▸ Exercício
Continue o texto sobre o poema "Internação" e a esquizofrenia do filho de Ferreira Gullar, a partir da última frase apresentada.

31 de maio de 2009

"Dói internar um filho. Às vezes não há outro jeito"

INTERNAÇÃO

Ele entrava em surto
E o pai o levava de
carro para
a clínica
ali no Humaitá numa
tarde atravessada
de brisas e falou
(depois de meses
trancado no
fundo escuro de
sua alma)
pai,
o vento no rosto
é sonho, sabia?

E quanto a esse poema? Tão bonito quanto forte, em? Ao mesmo tempo desafiador, exaltando quem sabe, algo que há nos perturba, uma dor que existe no íntimo, representando uma fagulha tão só, um espasmo mental a deriva de um estado linearmente absoluto. Errado se pensam que o poema é de autoria própria, certamente já perceberam, afinal não sou dotado de tamanha habilidade poética. Internação é um poema assinado por ninguém menos que Ferreira Gullar em 1999.


Conforme matéria publicada o portal G1 do site globo.com, Gullar é um veterano na convivência com doentes mentais, pai de dois esquizofrênicos e levanta uma das maiores controvérsias da psiquiatria: o que fazer com doentes mentais em estado grave? A observação sobre o vento partir de Paulo, seu filho mais velho, que hoje tem 50 anos. Ele sofre de esquizofrenia, doença caracterizada, entre outras coisas, por dificuldade em distinguir o real do imaginado.

Achei absolutamente relevante divulgar essa matéria aqui. De acordo com o texto, “desde os anos 70, Gullar tenta administrar a moléstia. Fazia o mesmo com Marcos, o filho dois anos mais jovem, que também tinha esquizofrenia e morreu de cirrose hepática em 1992. Remédios modernos permitem que pessoas como Paulo passem longos períodos em estado praticamente normal. Sem alucinações, sem agitação, sem agressividade. Mas o tratamento só funciona se o doente tomar os medicamentos antipsicóticos todos os dias e na dose certa. Isso nem sempre acontece. O resultado são os surtos, quando o paciente se torna quase incontrolável.”.

A qualquer momento a pessoa vítima da doença pode cometer suicídio ou agredir quem está por perto. Nesses momentos, esses doentes costumam precisar ser internados. “Dói ter de internar um filho”, diz Gullar, hoje com 78 anos. “Às vezes, não há outro jeito.”

[Dados de segmentação de página]
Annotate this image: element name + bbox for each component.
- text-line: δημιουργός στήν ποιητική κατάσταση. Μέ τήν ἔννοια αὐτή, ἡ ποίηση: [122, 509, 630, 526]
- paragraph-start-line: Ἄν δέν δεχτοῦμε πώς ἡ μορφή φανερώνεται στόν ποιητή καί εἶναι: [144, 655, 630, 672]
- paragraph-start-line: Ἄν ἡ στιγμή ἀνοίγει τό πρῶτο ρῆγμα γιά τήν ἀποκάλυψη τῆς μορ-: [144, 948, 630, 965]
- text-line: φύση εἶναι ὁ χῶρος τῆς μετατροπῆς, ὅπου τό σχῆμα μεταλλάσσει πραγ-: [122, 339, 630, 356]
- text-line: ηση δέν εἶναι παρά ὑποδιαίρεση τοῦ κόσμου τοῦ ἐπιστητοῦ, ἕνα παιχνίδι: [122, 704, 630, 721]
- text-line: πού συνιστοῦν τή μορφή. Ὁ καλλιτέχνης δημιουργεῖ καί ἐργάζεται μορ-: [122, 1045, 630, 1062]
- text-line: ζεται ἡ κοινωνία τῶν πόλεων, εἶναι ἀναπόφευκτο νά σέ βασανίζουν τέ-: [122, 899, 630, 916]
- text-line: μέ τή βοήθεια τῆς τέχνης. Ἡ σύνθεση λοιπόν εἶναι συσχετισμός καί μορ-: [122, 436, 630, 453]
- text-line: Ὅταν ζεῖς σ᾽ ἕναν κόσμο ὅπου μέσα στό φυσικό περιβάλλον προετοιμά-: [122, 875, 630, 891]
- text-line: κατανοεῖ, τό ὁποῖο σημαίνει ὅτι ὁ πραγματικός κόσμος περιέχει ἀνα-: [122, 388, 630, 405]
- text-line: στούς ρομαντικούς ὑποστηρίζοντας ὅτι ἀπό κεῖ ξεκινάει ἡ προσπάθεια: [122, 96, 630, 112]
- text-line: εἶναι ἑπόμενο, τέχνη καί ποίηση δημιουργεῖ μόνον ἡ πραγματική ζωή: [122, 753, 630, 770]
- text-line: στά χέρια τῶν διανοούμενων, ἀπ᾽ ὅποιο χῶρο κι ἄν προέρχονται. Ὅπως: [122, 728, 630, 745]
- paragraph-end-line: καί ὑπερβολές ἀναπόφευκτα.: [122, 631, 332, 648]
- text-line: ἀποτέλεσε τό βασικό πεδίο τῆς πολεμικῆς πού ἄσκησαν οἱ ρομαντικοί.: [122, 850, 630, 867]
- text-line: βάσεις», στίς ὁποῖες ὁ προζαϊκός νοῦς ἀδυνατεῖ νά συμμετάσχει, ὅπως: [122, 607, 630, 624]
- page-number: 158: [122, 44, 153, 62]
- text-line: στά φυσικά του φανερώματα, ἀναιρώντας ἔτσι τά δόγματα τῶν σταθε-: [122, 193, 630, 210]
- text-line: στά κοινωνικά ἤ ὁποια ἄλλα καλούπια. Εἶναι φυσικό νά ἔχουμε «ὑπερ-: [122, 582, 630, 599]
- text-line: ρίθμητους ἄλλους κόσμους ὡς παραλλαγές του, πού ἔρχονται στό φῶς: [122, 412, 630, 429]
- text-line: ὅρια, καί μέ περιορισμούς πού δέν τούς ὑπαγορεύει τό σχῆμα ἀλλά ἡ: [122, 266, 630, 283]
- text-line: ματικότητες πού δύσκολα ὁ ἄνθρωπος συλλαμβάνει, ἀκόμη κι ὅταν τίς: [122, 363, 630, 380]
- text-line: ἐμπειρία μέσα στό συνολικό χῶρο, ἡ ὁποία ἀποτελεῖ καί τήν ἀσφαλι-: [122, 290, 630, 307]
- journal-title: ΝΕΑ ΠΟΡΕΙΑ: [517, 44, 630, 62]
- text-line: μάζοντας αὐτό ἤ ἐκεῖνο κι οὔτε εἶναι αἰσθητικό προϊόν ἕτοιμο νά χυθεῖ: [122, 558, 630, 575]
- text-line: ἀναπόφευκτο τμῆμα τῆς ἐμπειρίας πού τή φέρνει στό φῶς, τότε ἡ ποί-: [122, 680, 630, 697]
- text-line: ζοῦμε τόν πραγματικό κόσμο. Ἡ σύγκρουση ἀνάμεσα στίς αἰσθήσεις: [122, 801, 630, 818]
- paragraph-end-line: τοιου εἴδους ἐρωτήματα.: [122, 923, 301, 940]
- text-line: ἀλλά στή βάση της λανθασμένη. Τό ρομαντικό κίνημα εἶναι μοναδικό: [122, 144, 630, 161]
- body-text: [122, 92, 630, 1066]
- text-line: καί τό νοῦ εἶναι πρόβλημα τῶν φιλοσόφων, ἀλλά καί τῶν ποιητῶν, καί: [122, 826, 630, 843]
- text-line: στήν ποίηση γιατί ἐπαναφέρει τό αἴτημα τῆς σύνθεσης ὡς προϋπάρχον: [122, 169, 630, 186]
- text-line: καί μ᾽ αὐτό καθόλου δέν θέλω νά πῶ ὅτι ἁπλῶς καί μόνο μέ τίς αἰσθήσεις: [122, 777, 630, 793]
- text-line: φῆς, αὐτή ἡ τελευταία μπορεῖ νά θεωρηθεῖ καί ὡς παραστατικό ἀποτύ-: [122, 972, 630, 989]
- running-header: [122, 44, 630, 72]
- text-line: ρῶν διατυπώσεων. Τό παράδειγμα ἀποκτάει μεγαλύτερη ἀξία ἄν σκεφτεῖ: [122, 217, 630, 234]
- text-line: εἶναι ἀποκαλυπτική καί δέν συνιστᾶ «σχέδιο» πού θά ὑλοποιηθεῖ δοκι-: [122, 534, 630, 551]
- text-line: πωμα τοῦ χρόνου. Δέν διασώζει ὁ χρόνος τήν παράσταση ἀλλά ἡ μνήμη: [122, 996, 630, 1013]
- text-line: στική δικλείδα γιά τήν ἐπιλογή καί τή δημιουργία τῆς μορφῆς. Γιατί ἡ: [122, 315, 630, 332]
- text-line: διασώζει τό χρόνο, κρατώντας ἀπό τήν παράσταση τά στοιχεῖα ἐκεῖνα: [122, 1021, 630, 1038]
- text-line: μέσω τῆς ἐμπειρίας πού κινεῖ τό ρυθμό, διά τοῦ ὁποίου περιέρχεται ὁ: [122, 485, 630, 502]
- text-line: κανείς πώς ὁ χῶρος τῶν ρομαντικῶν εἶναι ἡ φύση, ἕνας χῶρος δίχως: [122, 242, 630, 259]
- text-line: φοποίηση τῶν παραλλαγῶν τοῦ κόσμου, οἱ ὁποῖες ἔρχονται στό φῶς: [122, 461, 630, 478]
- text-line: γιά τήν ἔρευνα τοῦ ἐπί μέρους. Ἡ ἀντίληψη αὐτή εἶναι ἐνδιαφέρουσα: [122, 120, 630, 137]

▸ Área de resposta
"...No Brasil, estima-se que haja 17 milhões de pessoas com algum transtorno mental grave – como esquizofrenia, depressão, transtorno bipolar, transtorno obsessivo-compulsivo. Em algum momento, eles podem precisar de um hospital psiquiátrico. Encontrar uma vaga, porém, tornou-se uma tarefa difícil..."

"...Nos últimos 20 anos, quase 70% dos leitos psiquiátricos do país foram fechados. Sem conseguir quem os ajude a cuidar dos doentes, pais e irmãos afirmam ter várias dimensões de sua vida pessoal comprometidas, dos compromissos de trabalho às amizades. É o que revela uma pesquisa feita em 2006 em Minas Gerais com 150 famílias com pessoas atendidas nos Centros de Referência em Saúde Mental. Em muitos casos, os doentes em surto fogem sem deixar rastro. Podem acabar embaixo dos viadutos. O aumento da população de rua nas grandes cidades não é fruto exclusivo da desigualdade social. Uma pesquisa feita em 1999 com moradores de rua em Juiz de Fora conclui que 10% deles eram psicóticos sem assistência..."

Leia aqui na INTEGRA o resumo da matéria publicada na Revista Época


2 Coveiros:

Anônimo disse...

Triste

Rocco Lopes disse...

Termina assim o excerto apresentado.